Task statement
Leaving out every picture, quote the data below exactly as it appears.

Dataset records
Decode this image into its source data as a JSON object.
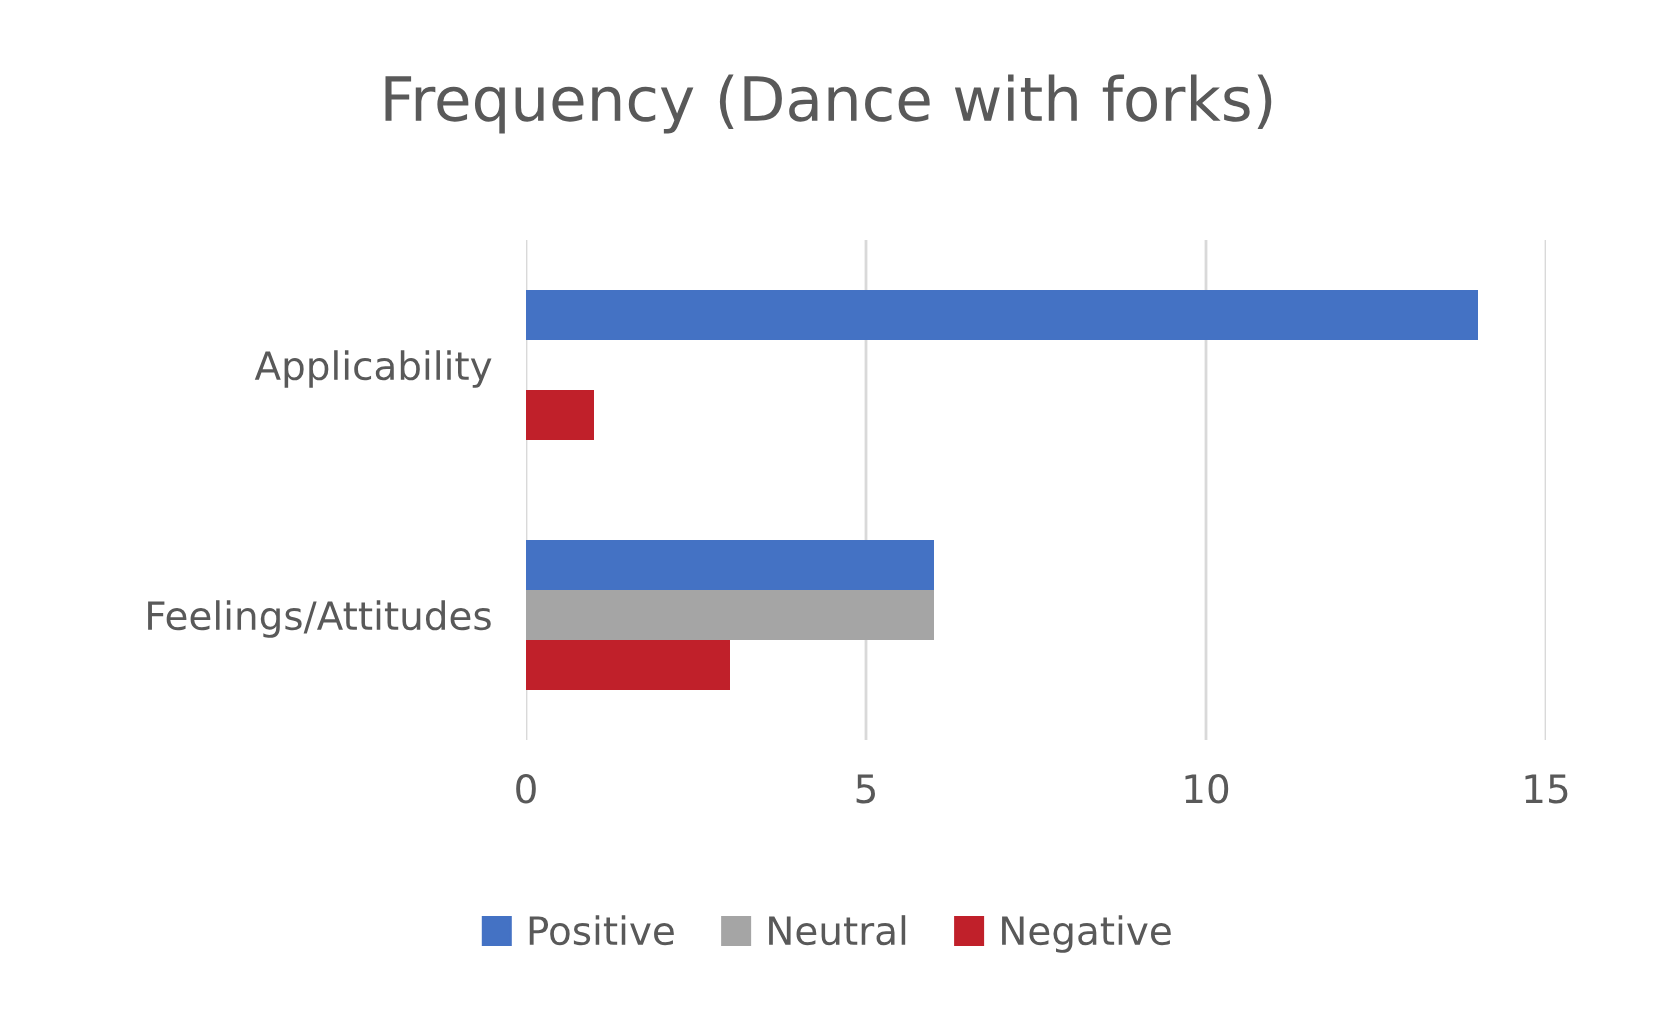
{
  "chart_data": {
    "type": "bar",
    "orientation": "horizontal",
    "title": "Frequency (Dance with forks)",
    "categories": [
      "Applicability",
      "Feelings/Attitudes"
    ],
    "series": [
      {
        "name": "Positive",
        "color": "#4472c4",
        "values": [
          14,
          6
        ]
      },
      {
        "name": "Neutral",
        "color": "#a5a5a5",
        "values": [
          0,
          6
        ]
      },
      {
        "name": "Negative",
        "color": "#c0202a",
        "values": [
          1,
          3
        ]
      }
    ],
    "xlim": [
      0,
      15
    ],
    "xticks": [
      0,
      5,
      10,
      15
    ],
    "grid": "x",
    "legend": "bottom"
  }
}
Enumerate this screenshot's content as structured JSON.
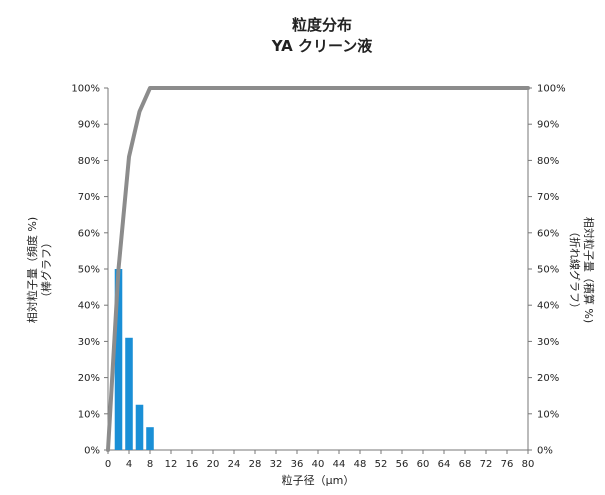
{
  "chart_data": {
    "type": "bar+line",
    "title": "粒度分布",
    "subtitle": "YA クリーン液",
    "xlabel": "粒子径（μm）",
    "ylabel_left": [
      "相対粒子量（頻度 %)",
      "（棒グラフ）"
    ],
    "ylabel_right": [
      "相対粒子量（積算 %)",
      "（折れ線グラフ）"
    ],
    "xlim": [
      0,
      80
    ],
    "x_ticks": [
      0,
      4,
      8,
      12,
      16,
      20,
      24,
      28,
      32,
      36,
      40,
      44,
      48,
      52,
      56,
      60,
      64,
      68,
      72,
      76,
      80
    ],
    "ylim": [
      0,
      100
    ],
    "y_ticks": [
      "0%",
      "10%",
      "20%",
      "30%",
      "40%",
      "50%",
      "60%",
      "70%",
      "80%",
      "90%",
      "100%"
    ],
    "grid": false,
    "bars": {
      "name": "頻度",
      "x": [
        2,
        4,
        6,
        8
      ],
      "values": [
        50,
        31,
        12.5,
        6.3
      ],
      "color": "#1a8fd6"
    },
    "line": {
      "name": "積算",
      "x": [
        0,
        2,
        4,
        6,
        8,
        80
      ],
      "values": [
        0,
        50,
        81,
        93.5,
        100,
        100
      ],
      "color": "#8c8c8c"
    }
  }
}
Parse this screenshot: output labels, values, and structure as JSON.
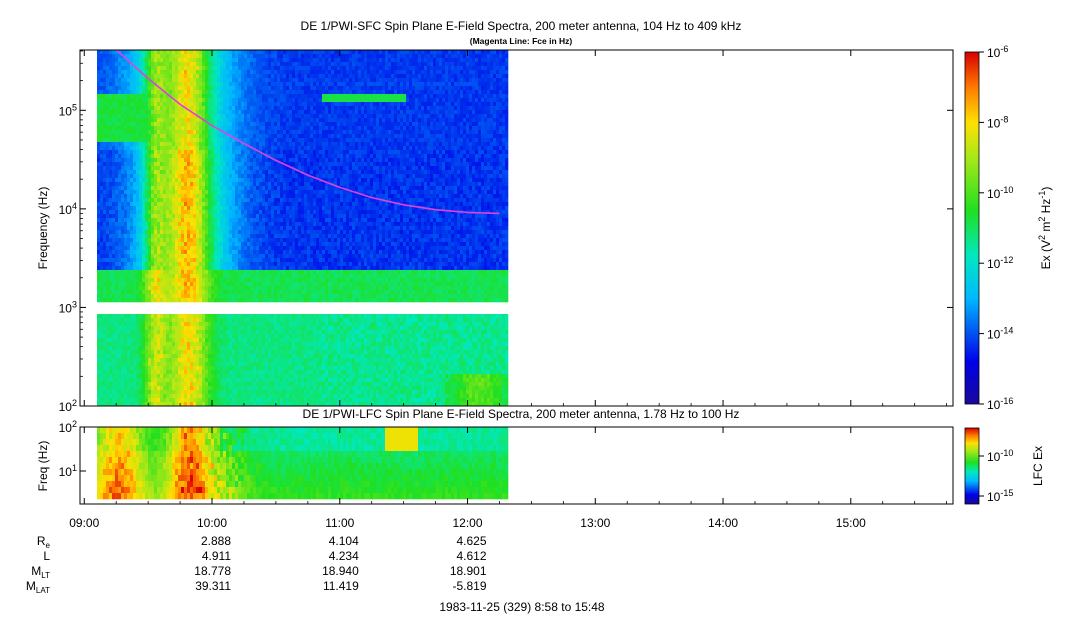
{
  "chart_data": [
    {
      "type": "heatmap",
      "title": "DE 1/PWI-SFC  Spin Plane E-Field Spectra, 200 meter antenna, 104 Hz to 409 kHz",
      "subtitle": "(Magenta Line: Fce in Hz)",
      "ylabel": "Frequency (Hz)",
      "yscale": "log",
      "ylim": [
        100,
        409000
      ],
      "y_ticks": [
        {
          "value": 100,
          "base": "10",
          "exp": "2"
        },
        {
          "value": 1000,
          "base": "10",
          "exp": "3"
        },
        {
          "value": 10000,
          "base": "10",
          "exp": "4"
        },
        {
          "value": 100000,
          "base": "10",
          "exp": "5"
        }
      ],
      "data_time_range": [
        "09:06",
        "12:18"
      ],
      "colorbar": {
        "label_parts": [
          "Ex (V",
          "2",
          " m",
          "2",
          " Hz",
          "-1",
          ")"
        ],
        "scale": "log",
        "range": [
          1e-16,
          1e-06
        ],
        "ticks": [
          {
            "value": 1e-06,
            "base": "10",
            "exp": "-6"
          },
          {
            "value": 1e-08,
            "base": "10",
            "exp": "-8"
          },
          {
            "value": 1e-10,
            "base": "10",
            "exp": "-10"
          },
          {
            "value": 1e-12,
            "base": "10",
            "exp": "-12"
          },
          {
            "value": 1e-14,
            "base": "10",
            "exp": "-14"
          },
          {
            "value": 1e-16,
            "base": "10",
            "exp": "-16"
          }
        ]
      },
      "fce_line": {
        "name": "Fce",
        "color": "#e040e0",
        "points": [
          {
            "t": "09:13",
            "f": 450000
          },
          {
            "t": "09:30",
            "f": 210000
          },
          {
            "t": "09:45",
            "f": 115000
          },
          {
            "t": "10:00",
            "f": 70000
          },
          {
            "t": "10:15",
            "f": 46000
          },
          {
            "t": "10:30",
            "f": 31000
          },
          {
            "t": "10:45",
            "f": 22000
          },
          {
            "t": "11:00",
            "f": 16500
          },
          {
            "t": "11:15",
            "f": 13000
          },
          {
            "t": "11:30",
            "f": 11000
          },
          {
            "t": "11:45",
            "f": 9800
          },
          {
            "t": "12:00",
            "f": 9200
          },
          {
            "t": "12:15",
            "f": 9000
          }
        ]
      }
    },
    {
      "type": "heatmap",
      "title": "DE 1/PWI-LFC  Spin Plane E-Field Spectra, 200 meter antenna, 1.78 Hz to 100 Hz",
      "ylabel": "Freq (Hz)",
      "yscale": "log",
      "ylim": [
        1.78,
        100
      ],
      "y_ticks": [
        {
          "value": 100,
          "base": "10",
          "exp": "2"
        },
        {
          "value": 10,
          "base": "10",
          "exp": "1"
        }
      ],
      "colorbar": {
        "label": "LFC Ex",
        "scale": "log",
        "ticks": [
          {
            "value": 1e-10,
            "base": "10",
            "exp": "-10"
          },
          {
            "value": 1e-15,
            "base": "10",
            "exp": "-15"
          }
        ]
      }
    }
  ],
  "time_axis": {
    "range": [
      "08:58",
      "15:48"
    ],
    "ticks": [
      "09:00",
      "10:00",
      "11:00",
      "12:00",
      "13:00",
      "14:00",
      "15:00"
    ]
  },
  "ephemeris": {
    "rows": [
      {
        "label": "R",
        "sub": "e",
        "values": [
          "2.888",
          "4.104",
          "4.625"
        ]
      },
      {
        "label": "L",
        "sub": "",
        "values": [
          "4.911",
          "4.234",
          "4.612"
        ]
      },
      {
        "label": "M",
        "sub": "LT",
        "values": [
          "18.778",
          "18.940",
          "18.901"
        ]
      },
      {
        "label": "M",
        "sub": "LAT",
        "values": [
          "39.311",
          "11.419",
          "-5.819"
        ]
      }
    ]
  },
  "footer": "1983-11-25 (329) 8:58 to 15:48"
}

Task answer
Decode this image into its source data as a JSON object.
{
  "chart_data": {
    "type": "bar",
    "orientation": "horizontal",
    "title": "Frequency (Dance with forks)",
    "categories": [
      "Applicability",
      "Feelings/Attitudes"
    ],
    "series": [
      {
        "name": "Positive",
        "color": "#4472c4",
        "values": [
          14,
          6
        ]
      },
      {
        "name": "Neutral",
        "color": "#a5a5a5",
        "values": [
          0,
          6
        ]
      },
      {
        "name": "Negative",
        "color": "#c0202a",
        "values": [
          1,
          3
        ]
      }
    ],
    "xlim": [
      0,
      15
    ],
    "xticks": [
      0,
      5,
      10,
      15
    ],
    "grid": "x",
    "legend": "bottom"
  }
}
Enumerate this screenshot's content as structured JSON.
{
  "chart_data": {
    "type": "bar+line",
    "title": "粒度分布",
    "subtitle": "YA クリーン液",
    "xlabel": "粒子径（μm）",
    "ylabel_left": [
      "相対粒子量（頻度 %)",
      "（棒グラフ）"
    ],
    "ylabel_right": [
      "相対粒子量（積算 %)",
      "（折れ線グラフ）"
    ],
    "xlim": [
      0,
      80
    ],
    "x_ticks": [
      0,
      4,
      8,
      12,
      16,
      20,
      24,
      28,
      32,
      36,
      40,
      44,
      48,
      52,
      56,
      60,
      64,
      68,
      72,
      76,
      80
    ],
    "ylim": [
      0,
      100
    ],
    "y_ticks": [
      "0%",
      "10%",
      "20%",
      "30%",
      "40%",
      "50%",
      "60%",
      "70%",
      "80%",
      "90%",
      "100%"
    ],
    "grid": false,
    "bars": {
      "name": "頻度",
      "x": [
        2,
        4,
        6,
        8
      ],
      "values": [
        50,
        31,
        12.5,
        6.3
      ],
      "color": "#1a8fd6"
    },
    "line": {
      "name": "積算",
      "x": [
        0,
        2,
        4,
        6,
        8,
        80
      ],
      "values": [
        0,
        50,
        81,
        93.5,
        100,
        100
      ],
      "color": "#8c8c8c"
    }
  }
}
Parse this screenshot: output labels, values, and structure as JSON.
{
  "chart_data": [
    {
      "type": "heatmap",
      "title": "DE 1/PWI-SFC  Spin Plane E-Field Spectra, 200 meter antenna, 104 Hz to 409 kHz",
      "subtitle": "(Magenta Line: Fce in Hz)",
      "ylabel": "Frequency (Hz)",
      "yscale": "log",
      "ylim": [
        100,
        409000
      ],
      "y_ticks": [
        {
          "value": 100,
          "base": "10",
          "exp": "2"
        },
        {
          "value": 1000,
          "base": "10",
          "exp": "3"
        },
        {
          "value": 10000,
          "base": "10",
          "exp": "4"
        },
        {
          "value": 100000,
          "base": "10",
          "exp": "5"
        }
      ],
      "data_time_range": [
        "09:06",
        "12:18"
      ],
      "colorbar": {
        "label_parts": [
          "Ex (V",
          "2",
          " m",
          "2",
          " Hz",
          "-1",
          ")"
        ],
        "scale": "log",
        "range": [
          1e-16,
          1e-06
        ],
        "ticks": [
          {
            "value": 1e-06,
            "base": "10",
            "exp": "-6"
          },
          {
            "value": 1e-08,
            "base": "10",
            "exp": "-8"
          },
          {
            "value": 1e-10,
            "base": "10",
            "exp": "-10"
          },
          {
            "value": 1e-12,
            "base": "10",
            "exp": "-12"
          },
          {
            "value": 1e-14,
            "base": "10",
            "exp": "-14"
          },
          {
            "value": 1e-16,
            "base": "10",
            "exp": "-16"
          }
        ]
      },
      "fce_line": {
        "name": "Fce",
        "color": "#e040e0",
        "points": [
          {
            "t": "09:13",
            "f": 450000
          },
          {
            "t": "09:30",
            "f": 210000
          },
          {
            "t": "09:45",
            "f": 115000
          },
          {
            "t": "10:00",
            "f": 70000
          },
          {
            "t": "10:15",
            "f": 46000
          },
          {
            "t": "10:30",
            "f": 31000
          },
          {
            "t": "10:45",
            "f": 22000
          },
          {
            "t": "11:00",
            "f": 16500
          },
          {
            "t": "11:15",
            "f": 13000
          },
          {
            "t": "11:30",
            "f": 11000
          },
          {
            "t": "11:45",
            "f": 9800
          },
          {
            "t": "12:00",
            "f": 9200
          },
          {
            "t": "12:15",
            "f": 9000
          }
        ]
      }
    },
    {
      "type": "heatmap",
      "title": "DE 1/PWI-LFC  Spin Plane E-Field Spectra, 200 meter antenna, 1.78 Hz to 100 Hz",
      "ylabel": "Freq (Hz)",
      "yscale": "log",
      "ylim": [
        1.78,
        100
      ],
      "y_ticks": [
        {
          "value": 100,
          "base": "10",
          "exp": "2"
        },
        {
          "value": 10,
          "base": "10",
          "exp": "1"
        }
      ],
      "colorbar": {
        "label": "LFC Ex",
        "scale": "log",
        "ticks": [
          {
            "value": 1e-10,
            "base": "10",
            "exp": "-10"
          },
          {
            "value": 1e-15,
            "base": "10",
            "exp": "-15"
          }
        ]
      }
    }
  ],
  "time_axis": {
    "range": [
      "08:58",
      "15:48"
    ],
    "ticks": [
      "09:00",
      "10:00",
      "11:00",
      "12:00",
      "13:00",
      "14:00",
      "15:00"
    ]
  },
  "ephemeris": {
    "rows": [
      {
        "label": "R",
        "sub": "e",
        "values": [
          "2.888",
          "4.104",
          "4.625"
        ]
      },
      {
        "label": "L",
        "sub": "",
        "values": [
          "4.911",
          "4.234",
          "4.612"
        ]
      },
      {
        "label": "M",
        "sub": "LT",
        "values": [
          "18.778",
          "18.940",
          "18.901"
        ]
      },
      {
        "label": "M",
        "sub": "LAT",
        "values": [
          "39.311",
          "11.419",
          "-5.819"
        ]
      }
    ]
  },
  "footer": "1983-11-25 (329) 8:58 to 15:48"
}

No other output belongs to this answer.